_Task goal_
Return the full listing exactly as it is written.

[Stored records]

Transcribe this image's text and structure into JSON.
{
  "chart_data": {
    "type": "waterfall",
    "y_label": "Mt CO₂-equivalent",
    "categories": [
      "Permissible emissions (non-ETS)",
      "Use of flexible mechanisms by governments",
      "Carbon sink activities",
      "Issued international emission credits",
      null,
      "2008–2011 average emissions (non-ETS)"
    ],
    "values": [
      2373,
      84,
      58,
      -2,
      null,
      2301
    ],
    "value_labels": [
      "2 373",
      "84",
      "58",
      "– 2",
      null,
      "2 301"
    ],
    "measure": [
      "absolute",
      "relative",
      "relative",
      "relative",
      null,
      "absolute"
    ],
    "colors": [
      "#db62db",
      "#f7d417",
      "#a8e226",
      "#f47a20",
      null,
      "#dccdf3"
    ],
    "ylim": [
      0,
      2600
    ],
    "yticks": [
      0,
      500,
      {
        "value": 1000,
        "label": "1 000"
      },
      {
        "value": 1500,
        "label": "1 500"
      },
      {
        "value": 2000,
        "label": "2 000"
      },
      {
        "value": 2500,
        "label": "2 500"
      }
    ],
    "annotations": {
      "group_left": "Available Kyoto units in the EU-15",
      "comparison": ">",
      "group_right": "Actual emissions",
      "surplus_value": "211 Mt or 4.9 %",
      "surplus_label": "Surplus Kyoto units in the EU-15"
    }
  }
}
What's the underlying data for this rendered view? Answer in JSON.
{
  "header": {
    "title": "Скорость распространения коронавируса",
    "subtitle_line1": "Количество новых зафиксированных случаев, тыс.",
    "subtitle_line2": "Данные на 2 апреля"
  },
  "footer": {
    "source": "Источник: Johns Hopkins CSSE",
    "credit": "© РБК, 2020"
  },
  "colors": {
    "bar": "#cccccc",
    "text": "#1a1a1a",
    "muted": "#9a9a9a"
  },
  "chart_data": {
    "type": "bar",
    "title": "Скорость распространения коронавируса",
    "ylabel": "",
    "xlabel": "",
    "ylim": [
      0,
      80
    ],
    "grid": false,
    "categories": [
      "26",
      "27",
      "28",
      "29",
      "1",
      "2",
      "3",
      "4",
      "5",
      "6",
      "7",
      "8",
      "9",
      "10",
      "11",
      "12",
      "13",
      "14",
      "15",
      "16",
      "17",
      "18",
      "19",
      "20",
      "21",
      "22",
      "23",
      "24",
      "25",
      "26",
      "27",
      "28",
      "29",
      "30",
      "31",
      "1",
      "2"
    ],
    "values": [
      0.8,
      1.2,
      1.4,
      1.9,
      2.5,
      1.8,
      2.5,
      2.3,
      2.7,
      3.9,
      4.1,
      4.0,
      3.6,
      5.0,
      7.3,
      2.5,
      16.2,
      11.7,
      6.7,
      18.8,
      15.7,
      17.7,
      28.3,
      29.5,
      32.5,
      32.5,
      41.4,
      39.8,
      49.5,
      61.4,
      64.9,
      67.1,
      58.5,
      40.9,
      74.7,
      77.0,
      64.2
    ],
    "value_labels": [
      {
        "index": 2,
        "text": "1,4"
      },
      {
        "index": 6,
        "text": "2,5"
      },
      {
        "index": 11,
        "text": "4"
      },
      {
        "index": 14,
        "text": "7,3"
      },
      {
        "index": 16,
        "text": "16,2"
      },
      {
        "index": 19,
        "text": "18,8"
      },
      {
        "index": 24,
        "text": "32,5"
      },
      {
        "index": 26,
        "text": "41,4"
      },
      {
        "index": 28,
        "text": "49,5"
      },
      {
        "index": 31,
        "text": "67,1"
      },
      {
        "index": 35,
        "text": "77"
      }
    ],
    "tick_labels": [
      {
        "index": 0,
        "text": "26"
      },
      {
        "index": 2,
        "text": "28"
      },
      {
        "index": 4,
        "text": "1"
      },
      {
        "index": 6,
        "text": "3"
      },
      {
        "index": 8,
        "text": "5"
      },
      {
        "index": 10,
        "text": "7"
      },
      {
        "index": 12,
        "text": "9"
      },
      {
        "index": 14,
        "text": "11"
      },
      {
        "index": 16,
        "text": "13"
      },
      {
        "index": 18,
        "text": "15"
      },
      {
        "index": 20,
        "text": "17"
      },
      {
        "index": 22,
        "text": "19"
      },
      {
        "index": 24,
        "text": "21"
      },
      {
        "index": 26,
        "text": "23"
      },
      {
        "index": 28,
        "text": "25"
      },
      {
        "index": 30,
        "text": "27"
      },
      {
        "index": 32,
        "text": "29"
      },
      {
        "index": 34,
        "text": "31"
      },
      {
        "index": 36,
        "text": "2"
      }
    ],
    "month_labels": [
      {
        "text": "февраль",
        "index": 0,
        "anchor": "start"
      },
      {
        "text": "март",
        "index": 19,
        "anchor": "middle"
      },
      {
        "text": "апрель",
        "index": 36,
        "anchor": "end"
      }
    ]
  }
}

_Reply_
Transcribe this image's text and structure into JSON.
{
  "chart_data": {
    "type": "waterfall",
    "y_label": "Mt CO₂-equivalent",
    "categories": [
      "Permissible emissions (non-ETS)",
      "Use of flexible mechanisms by governments",
      "Carbon sink activities",
      "Issued international emission credits",
      null,
      "2008–2011 average emissions (non-ETS)"
    ],
    "values": [
      2373,
      84,
      58,
      -2,
      null,
      2301
    ],
    "value_labels": [
      "2 373",
      "84",
      "58",
      "– 2",
      null,
      "2 301"
    ],
    "measure": [
      "absolute",
      "relative",
      "relative",
      "relative",
      null,
      "absolute"
    ],
    "colors": [
      "#db62db",
      "#f7d417",
      "#a8e226",
      "#f47a20",
      null,
      "#dccdf3"
    ],
    "ylim": [
      0,
      2600
    ],
    "yticks": [
      0,
      500,
      {
        "value": 1000,
        "label": "1 000"
      },
      {
        "value": 1500,
        "label": "1 500"
      },
      {
        "value": 2000,
        "label": "2 000"
      },
      {
        "value": 2500,
        "label": "2 500"
      }
    ],
    "annotations": {
      "group_left": "Available Kyoto units in the EU-15",
      "comparison": ">",
      "group_right": "Actual emissions",
      "surplus_value": "211 Mt or 4.9 %",
      "surplus_label": "Surplus Kyoto units in the EU-15"
    }
  }
}
What's the underlying data for this rendered view? Answer in JSON.
{
  "header": {
    "title": "Скорость распространения коронавируса",
    "subtitle_line1": "Количество новых зафиксированных случаев, тыс.",
    "subtitle_line2": "Данные на 2 апреля"
  },
  "footer": {
    "source": "Источник: Johns Hopkins CSSE",
    "credit": "© РБК, 2020"
  },
  "colors": {
    "bar": "#cccccc",
    "text": "#1a1a1a",
    "muted": "#9a9a9a"
  },
  "chart_data": {
    "type": "bar",
    "title": "Скорость распространения коронавируса",
    "ylabel": "",
    "xlabel": "",
    "ylim": [
      0,
      80
    ],
    "grid": false,
    "categories": [
      "26",
      "27",
      "28",
      "29",
      "1",
      "2",
      "3",
      "4",
      "5",
      "6",
      "7",
      "8",
      "9",
      "10",
      "11",
      "12",
      "13",
      "14",
      "15",
      "16",
      "17",
      "18",
      "19",
      "20",
      "21",
      "22",
      "23",
      "24",
      "25",
      "26",
      "27",
      "28",
      "29",
      "30",
      "31",
      "1",
      "2"
    ],
    "values": [
      0.8,
      1.2,
      1.4,
      1.9,
      2.5,
      1.8,
      2.5,
      2.3,
      2.7,
      3.9,
      4.1,
      4.0,
      3.6,
      5.0,
      7.3,
      2.5,
      16.2,
      11.7,
      6.7,
      18.8,
      15.7,
      17.7,
      28.3,
      29.5,
      32.5,
      32.5,
      41.4,
      39.8,
      49.5,
      61.4,
      64.9,
      67.1,
      58.5,
      40.9,
      74.7,
      77.0,
      64.2
    ],
    "value_labels": [
      {
        "index": 2,
        "text": "1,4"
      },
      {
        "index": 6,
        "text": "2,5"
      },
      {
        "index": 11,
        "text": "4"
      },
      {
        "index": 14,
        "text": "7,3"
      },
      {
        "index": 16,
        "text": "16,2"
      },
      {
        "index": 19,
        "text": "18,8"
      },
      {
        "index": 24,
        "text": "32,5"
      },
      {
        "index": 26,
        "text": "41,4"
      },
      {
        "index": 28,
        "text": "49,5"
      },
      {
        "index": 31,
        "text": "67,1"
      },
      {
        "index": 35,
        "text": "77"
      }
    ],
    "tick_labels": [
      {
        "index": 0,
        "text": "26"
      },
      {
        "index": 2,
        "text": "28"
      },
      {
        "index": 4,
        "text": "1"
      },
      {
        "index": 6,
        "text": "3"
      },
      {
        "index": 8,
        "text": "5"
      },
      {
        "index": 10,
        "text": "7"
      },
      {
        "index": 12,
        "text": "9"
      },
      {
        "index": 14,
        "text": "11"
      },
      {
        "index": 16,
        "text": "13"
      },
      {
        "index": 18,
        "text": "15"
      },
      {
        "index": 20,
        "text": "17"
      },
      {
        "index": 22,
        "text": "19"
      },
      {
        "index": 24,
        "text": "21"
      },
      {
        "index": 26,
        "text": "23"
      },
      {
        "index": 28,
        "text": "25"
      },
      {
        "index": 30,
        "text": "27"
      },
      {
        "index": 32,
        "text": "29"
      },
      {
        "index": 34,
        "text": "31"
      },
      {
        "index": 36,
        "text": "2"
      }
    ],
    "month_labels": [
      {
        "text": "февраль",
        "index": 0,
        "anchor": "start"
      },
      {
        "text": "март",
        "index": 19,
        "anchor": "middle"
      },
      {
        "text": "апрель",
        "index": 36,
        "anchor": "end"
      }
    ]
  }
}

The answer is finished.